→ Goal of the exercise:
Search the records for the word "content" and report each line that has it.

◇ ◇ ◇ ◇ ◇ ◇ ◇

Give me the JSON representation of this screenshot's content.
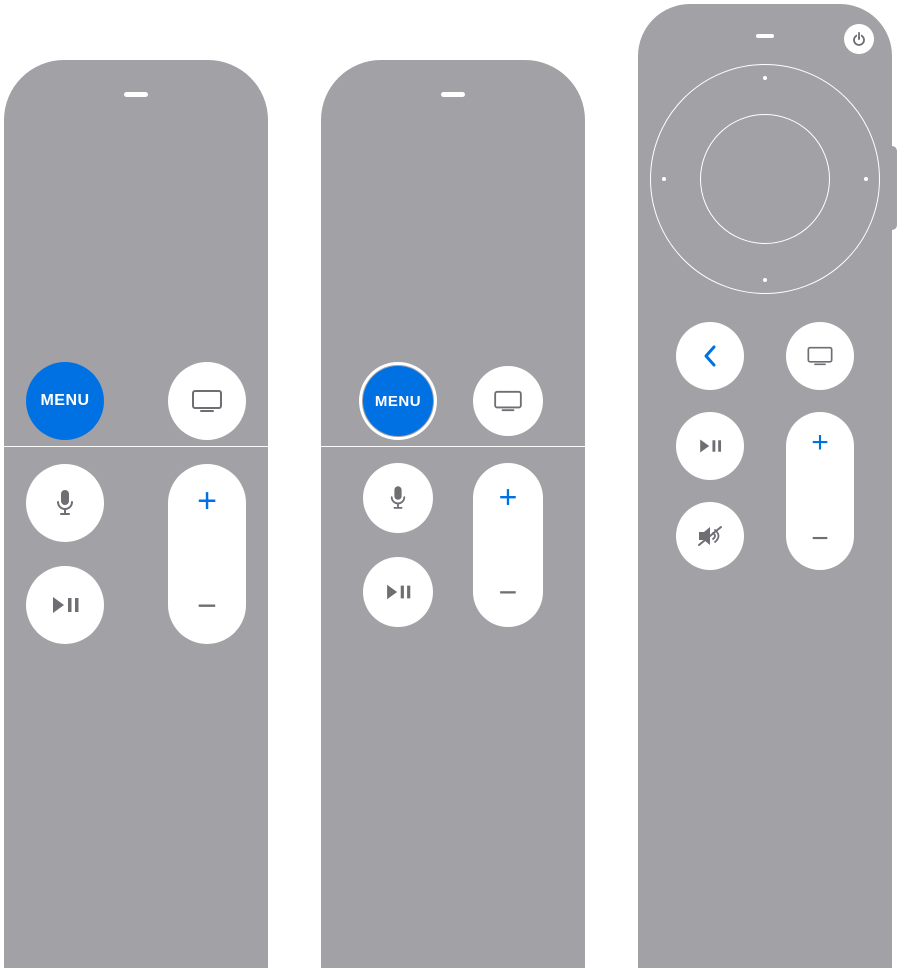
{
  "colors": {
    "remote_body": "#a1a1a6",
    "button_bg": "#ffffff",
    "accent": "#0071e3",
    "icon_gray": "#6e6e73"
  },
  "remotes": [
    {
      "id": "siri-remote-gen1",
      "menu_button": {
        "label": "MENU",
        "highlighted": true
      },
      "tv_button": {
        "icon": "tv-icon"
      },
      "mic_button": {
        "icon": "microphone-icon"
      },
      "playpause_button": {
        "icon": "play-pause-icon"
      },
      "volume": {
        "up_symbol": "+",
        "down_symbol": "−"
      }
    },
    {
      "id": "siri-remote-gen1-alt",
      "menu_button": {
        "label": "MENU",
        "highlighted": true,
        "ring": true
      },
      "tv_button": {
        "icon": "tv-icon"
      },
      "mic_button": {
        "icon": "microphone-icon"
      },
      "playpause_button": {
        "icon": "play-pause-icon"
      },
      "volume": {
        "up_symbol": "+",
        "down_symbol": "−"
      }
    },
    {
      "id": "siri-remote-gen2",
      "power_button": {
        "icon": "power-icon"
      },
      "clickpad": {
        "type": "ring-with-center"
      },
      "back_button": {
        "icon": "chevron-left-icon",
        "highlighted": true
      },
      "tv_button": {
        "icon": "tv-icon"
      },
      "playpause_button": {
        "icon": "play-pause-icon"
      },
      "mute_button": {
        "icon": "mute-icon"
      },
      "volume": {
        "up_symbol": "+",
        "down_symbol": "−",
        "up_highlighted": true
      }
    }
  ]
}
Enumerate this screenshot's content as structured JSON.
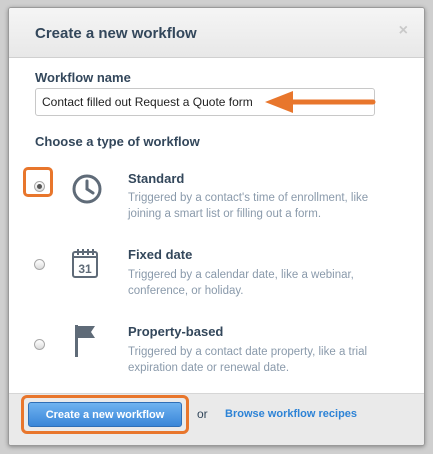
{
  "dialog": {
    "title": "Create a new workflow",
    "close_symbol": "×"
  },
  "name_field": {
    "label": "Workflow name",
    "value": "Contact filled out Request a Quote form"
  },
  "type_section": {
    "label": "Choose a type of workflow",
    "options": [
      {
        "title": "Standard",
        "description": "Triggered by a contact's time of enrollment, like joining a smart list or filling out a form.",
        "icon": "clock-icon",
        "selected": true
      },
      {
        "title": "Fixed date",
        "description": "Triggered by a calendar date, like a webinar, conference, or holiday.",
        "icon": "calendar-icon",
        "calendar_day": "31",
        "selected": false
      },
      {
        "title": "Property-based",
        "description": "Triggered by a contact date property, like a trial expiration date or renewal date.",
        "icon": "flag-icon",
        "selected": false
      }
    ]
  },
  "footer": {
    "create_label": "Create a new workflow",
    "or_text": "or",
    "recipes_link": "Browse workflow recipes"
  },
  "colors": {
    "annotation": "#e8762c",
    "primary_button": "#3a86d8",
    "link": "#2d83d6",
    "text": "#33475b",
    "muted_text": "#8a9aab"
  }
}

◇ ◇ ◇ ◇ ◇ ◇ ◇

→ Exercise output:
Give me the JSON representation of this screenshot's content.
Enumerate this screenshot's content as structured JSON.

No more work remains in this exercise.